## Yapılacak görev A
Aşağıdaki bildirgeye göre şu ifadeler doğru mu: (i) Bildirge Sayın Akşener ile Sayın Kılıçdaroğlu'na hitap ediyor; (ii) bildirge, sözü edilen yönetimin etkisini on yıldan kısa bir süreye bağlıyor; (iii) bildirge, jeolojik depremin sonuçlarını bu yönetimin liyakatsizliğine bağlıyor? Her biri için evet ya da hayır deyip bildirgeden belirleyici sözleri aynen aktarır mısın?
## Yapılacak görev B
Listenin başından "x-axis-label: Time (UTC) [532,446,606,461]" ifadesini içeren satıra kadar, iki uç da dahil, satırları her satır bir dize olacak biçimde JSON dizisi olarak biçimlendirir misin? Boş satırları dışarıda bırak.

## Okuma metni
--
Ana Sayfa / MANŞET / DEMOKRASİ PLATFORMU BİLDİRGESİ

DEMOKRASİ PLATFORMU BİLDİRGESİ

Sayın Akşener, Sayın Kılıçdaroğlu;

AKP ve RTE’nin; halkımıza, devletimize ve ülkemize 20 yıldan fazla bir süredir yaşattığı ahlaki depremin, hukuki depremin, insan hakları depreminin, ekolojik depremin, eğitim depreminin, güvenlik depreminin ve ekonomik depremin arkasından son olarak yaşadığımız jeolojik depremin, yine bu yönetimin erdemsizliğinden, yolsuzluğundan, liyakatsizliğinden dolayı ortaya çıkan korkunç ve çok acı sonuçlarına maruz kaldık.
--
## Toplanan veriler
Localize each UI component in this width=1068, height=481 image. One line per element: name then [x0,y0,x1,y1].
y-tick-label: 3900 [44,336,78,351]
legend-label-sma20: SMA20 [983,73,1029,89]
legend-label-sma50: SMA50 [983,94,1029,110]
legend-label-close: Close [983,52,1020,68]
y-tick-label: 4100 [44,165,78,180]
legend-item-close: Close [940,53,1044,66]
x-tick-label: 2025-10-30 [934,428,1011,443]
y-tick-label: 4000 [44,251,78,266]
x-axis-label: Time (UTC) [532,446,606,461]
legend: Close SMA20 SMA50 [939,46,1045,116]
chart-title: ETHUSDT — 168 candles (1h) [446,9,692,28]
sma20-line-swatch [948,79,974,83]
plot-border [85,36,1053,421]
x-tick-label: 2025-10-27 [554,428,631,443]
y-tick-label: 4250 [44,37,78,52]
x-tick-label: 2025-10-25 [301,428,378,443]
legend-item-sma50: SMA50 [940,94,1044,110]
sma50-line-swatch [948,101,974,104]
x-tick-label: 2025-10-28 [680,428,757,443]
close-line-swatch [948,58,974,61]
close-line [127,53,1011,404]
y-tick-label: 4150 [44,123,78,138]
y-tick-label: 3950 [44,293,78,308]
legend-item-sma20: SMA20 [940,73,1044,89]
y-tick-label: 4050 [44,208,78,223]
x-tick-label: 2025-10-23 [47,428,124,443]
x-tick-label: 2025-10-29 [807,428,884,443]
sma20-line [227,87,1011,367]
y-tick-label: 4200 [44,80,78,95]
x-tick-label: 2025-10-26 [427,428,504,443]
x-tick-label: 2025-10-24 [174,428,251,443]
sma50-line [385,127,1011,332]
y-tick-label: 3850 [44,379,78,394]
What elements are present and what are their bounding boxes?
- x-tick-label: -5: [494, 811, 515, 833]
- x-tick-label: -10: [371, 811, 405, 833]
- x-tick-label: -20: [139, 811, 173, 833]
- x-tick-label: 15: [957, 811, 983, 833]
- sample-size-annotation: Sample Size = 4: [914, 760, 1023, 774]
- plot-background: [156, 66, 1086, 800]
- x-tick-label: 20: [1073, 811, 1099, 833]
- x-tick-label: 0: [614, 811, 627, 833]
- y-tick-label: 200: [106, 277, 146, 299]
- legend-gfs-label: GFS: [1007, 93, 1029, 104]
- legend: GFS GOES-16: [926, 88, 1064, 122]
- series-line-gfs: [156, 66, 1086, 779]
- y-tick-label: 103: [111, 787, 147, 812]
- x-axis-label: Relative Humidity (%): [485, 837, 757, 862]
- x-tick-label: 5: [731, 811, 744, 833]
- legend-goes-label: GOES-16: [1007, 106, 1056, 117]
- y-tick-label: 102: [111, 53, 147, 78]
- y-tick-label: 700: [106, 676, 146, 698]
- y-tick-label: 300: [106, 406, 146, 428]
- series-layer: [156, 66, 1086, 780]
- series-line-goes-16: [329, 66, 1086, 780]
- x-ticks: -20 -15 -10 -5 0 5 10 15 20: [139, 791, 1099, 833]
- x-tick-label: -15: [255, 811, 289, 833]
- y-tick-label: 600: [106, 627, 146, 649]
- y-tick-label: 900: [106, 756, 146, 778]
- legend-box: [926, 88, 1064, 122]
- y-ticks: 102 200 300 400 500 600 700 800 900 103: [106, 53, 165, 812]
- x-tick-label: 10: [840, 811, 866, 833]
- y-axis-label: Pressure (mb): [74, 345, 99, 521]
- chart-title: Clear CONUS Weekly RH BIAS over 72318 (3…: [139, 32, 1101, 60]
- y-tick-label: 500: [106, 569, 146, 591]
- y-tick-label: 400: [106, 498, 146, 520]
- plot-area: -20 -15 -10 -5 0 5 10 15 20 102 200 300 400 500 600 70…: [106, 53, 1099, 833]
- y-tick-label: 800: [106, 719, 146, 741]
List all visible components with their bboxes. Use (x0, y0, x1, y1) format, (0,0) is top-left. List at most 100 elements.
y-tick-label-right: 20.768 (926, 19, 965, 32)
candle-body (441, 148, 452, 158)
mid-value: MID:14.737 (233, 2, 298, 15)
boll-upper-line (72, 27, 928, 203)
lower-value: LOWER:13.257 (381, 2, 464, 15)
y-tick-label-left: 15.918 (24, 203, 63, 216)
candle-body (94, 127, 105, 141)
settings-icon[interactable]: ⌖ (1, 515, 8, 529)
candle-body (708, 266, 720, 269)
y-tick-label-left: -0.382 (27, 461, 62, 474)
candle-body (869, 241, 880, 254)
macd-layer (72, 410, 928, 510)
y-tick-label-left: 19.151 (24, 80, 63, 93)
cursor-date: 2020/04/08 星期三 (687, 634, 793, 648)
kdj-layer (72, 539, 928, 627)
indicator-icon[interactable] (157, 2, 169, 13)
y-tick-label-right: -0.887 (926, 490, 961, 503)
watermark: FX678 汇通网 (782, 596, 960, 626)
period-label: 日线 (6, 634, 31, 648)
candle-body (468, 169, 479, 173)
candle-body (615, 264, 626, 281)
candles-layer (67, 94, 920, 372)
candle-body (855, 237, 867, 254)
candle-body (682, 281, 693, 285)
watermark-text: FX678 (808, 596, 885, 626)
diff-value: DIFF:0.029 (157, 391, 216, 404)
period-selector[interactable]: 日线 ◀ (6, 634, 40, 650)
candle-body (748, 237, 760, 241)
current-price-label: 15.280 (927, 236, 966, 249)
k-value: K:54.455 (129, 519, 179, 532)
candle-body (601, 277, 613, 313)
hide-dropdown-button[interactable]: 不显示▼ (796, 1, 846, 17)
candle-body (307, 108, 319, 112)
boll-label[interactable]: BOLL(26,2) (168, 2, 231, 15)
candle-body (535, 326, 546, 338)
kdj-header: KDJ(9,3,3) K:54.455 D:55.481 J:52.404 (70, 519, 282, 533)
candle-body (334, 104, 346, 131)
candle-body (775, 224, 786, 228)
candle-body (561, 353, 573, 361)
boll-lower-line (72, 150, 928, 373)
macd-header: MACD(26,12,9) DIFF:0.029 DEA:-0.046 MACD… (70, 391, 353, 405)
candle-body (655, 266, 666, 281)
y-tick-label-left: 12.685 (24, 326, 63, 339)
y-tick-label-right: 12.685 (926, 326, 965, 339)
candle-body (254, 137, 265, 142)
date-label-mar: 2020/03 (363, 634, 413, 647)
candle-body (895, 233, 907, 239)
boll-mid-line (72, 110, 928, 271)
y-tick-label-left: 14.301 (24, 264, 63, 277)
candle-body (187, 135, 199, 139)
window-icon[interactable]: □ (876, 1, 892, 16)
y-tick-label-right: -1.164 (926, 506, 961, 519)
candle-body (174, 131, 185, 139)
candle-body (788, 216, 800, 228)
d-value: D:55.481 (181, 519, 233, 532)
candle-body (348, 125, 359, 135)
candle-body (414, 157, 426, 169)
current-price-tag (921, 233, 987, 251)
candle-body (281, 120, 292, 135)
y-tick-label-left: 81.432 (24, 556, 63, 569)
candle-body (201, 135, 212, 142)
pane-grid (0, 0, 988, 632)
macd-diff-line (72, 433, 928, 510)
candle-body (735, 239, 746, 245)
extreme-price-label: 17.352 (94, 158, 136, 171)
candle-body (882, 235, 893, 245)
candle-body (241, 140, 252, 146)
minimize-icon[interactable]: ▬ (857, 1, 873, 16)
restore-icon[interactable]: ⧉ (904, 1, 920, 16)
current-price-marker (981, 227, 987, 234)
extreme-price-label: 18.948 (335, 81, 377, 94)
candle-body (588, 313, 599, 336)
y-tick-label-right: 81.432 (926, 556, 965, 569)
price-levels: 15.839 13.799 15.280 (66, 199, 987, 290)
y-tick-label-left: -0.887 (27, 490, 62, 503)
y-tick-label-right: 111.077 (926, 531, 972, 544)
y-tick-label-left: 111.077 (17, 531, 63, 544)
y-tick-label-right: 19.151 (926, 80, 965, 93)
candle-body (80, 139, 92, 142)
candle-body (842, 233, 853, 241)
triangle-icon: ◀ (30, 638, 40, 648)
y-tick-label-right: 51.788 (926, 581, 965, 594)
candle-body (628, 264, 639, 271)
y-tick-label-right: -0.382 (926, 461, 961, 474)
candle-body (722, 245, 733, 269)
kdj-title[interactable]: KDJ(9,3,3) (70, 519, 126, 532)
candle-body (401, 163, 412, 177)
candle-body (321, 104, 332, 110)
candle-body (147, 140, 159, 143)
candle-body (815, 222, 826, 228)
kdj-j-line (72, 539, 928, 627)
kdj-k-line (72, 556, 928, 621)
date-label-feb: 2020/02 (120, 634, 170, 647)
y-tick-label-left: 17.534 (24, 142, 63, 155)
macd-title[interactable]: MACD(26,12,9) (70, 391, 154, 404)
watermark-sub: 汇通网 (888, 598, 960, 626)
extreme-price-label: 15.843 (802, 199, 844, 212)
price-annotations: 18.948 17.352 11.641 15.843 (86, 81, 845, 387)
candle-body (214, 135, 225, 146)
--
## Görev çıktısı A
(i) Evet: "Sayın Akşener, Sayın Kılıçdaroğlu;"
(ii) Hayır: "20 yıldan fazla bir süredir"
(iii) Evet: "yine bu yönetimin erdemsizliğinden, yolsuzluğundan, liyakatsizliğinden dolayı ortaya çıkan"

## Görev çıktısı B
[
  "Localize each UI component in this width=1068, height=481 image. One line per element: name then [x0,y0,x1,y1].",
  "y-tick-label: 3900 [44,336,78,351]",
  "legend-label-sma20: SMA20 [983,73,1029,89]",
  "legend-label-sma50: SMA50 [983,94,1029,110]",
  "legend-label-close: Close [983,52,1020,68]",
  "y-tick-label: 4100 [44,165,78,180]",
  "legend-item-close: Close [940,53,1044,66]",
  "x-tick-label: 2025-10-30 [934,428,1011,443]",
  "y-tick-label: 4000 [44,251,78,266]",
  "x-axis-label: Time (UTC) [532,446,606,461]"
]